Update the data from its first line through the line with "colorbar-segment [722,269,738,297]" by replacing "lat-tick-label" with "latitude-tick-label". Give those lines again with nothing else changed.

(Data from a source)
────

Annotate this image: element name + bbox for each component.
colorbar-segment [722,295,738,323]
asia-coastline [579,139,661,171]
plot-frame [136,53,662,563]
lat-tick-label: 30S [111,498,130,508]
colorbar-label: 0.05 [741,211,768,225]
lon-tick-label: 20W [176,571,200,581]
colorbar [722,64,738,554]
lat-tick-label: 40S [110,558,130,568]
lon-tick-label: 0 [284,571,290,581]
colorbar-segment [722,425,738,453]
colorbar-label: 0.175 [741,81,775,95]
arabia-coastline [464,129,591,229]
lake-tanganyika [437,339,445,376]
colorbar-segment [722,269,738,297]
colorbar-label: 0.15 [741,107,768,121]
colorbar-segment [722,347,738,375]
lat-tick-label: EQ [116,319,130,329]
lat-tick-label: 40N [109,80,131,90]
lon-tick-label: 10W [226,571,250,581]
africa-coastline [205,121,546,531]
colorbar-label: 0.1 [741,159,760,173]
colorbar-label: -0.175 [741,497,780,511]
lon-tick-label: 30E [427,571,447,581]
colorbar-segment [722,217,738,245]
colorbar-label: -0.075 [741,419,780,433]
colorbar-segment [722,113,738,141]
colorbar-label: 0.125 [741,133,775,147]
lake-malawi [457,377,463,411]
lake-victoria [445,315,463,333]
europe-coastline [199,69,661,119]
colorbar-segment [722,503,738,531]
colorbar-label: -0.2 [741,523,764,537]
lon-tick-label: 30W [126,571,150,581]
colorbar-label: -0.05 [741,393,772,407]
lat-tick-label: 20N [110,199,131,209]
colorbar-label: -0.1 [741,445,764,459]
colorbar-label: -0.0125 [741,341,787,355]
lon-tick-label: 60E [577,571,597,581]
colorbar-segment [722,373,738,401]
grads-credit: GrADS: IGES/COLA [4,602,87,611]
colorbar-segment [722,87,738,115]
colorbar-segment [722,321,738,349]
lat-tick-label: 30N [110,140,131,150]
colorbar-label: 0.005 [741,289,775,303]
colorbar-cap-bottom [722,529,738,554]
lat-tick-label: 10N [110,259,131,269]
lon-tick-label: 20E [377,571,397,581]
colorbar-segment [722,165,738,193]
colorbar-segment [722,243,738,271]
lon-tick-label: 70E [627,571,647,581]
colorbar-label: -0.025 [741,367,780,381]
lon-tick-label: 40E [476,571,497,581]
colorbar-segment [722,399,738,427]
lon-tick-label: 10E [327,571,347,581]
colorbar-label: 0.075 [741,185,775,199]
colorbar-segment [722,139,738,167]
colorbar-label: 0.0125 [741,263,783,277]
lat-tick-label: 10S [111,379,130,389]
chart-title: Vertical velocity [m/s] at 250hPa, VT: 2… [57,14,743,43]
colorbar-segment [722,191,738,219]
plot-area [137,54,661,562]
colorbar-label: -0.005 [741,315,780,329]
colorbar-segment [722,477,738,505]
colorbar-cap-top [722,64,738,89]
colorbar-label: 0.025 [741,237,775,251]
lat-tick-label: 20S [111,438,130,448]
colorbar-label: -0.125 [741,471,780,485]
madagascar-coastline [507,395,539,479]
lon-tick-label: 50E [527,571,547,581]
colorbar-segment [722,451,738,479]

────

→ OUTPUT BELOW:
Annotate this image: element name + bbox for each component.
colorbar-segment [722,295,738,323]
asia-coastline [579,139,661,171]
plot-frame [136,53,662,563]
latitude-tick-label: 30S [111,498,130,508]
colorbar-label: 0.05 [741,211,768,225]
lon-tick-label: 20W [176,571,200,581]
colorbar [722,64,738,554]
latitude-tick-label: 40S [110,558,130,568]
lon-tick-label: 0 [284,571,290,581]
colorbar-segment [722,425,738,453]
colorbar-label: 0.175 [741,81,775,95]
arabia-coastline [464,129,591,229]
lake-tanganyika [437,339,445,376]
colorbar-segment [722,269,738,297]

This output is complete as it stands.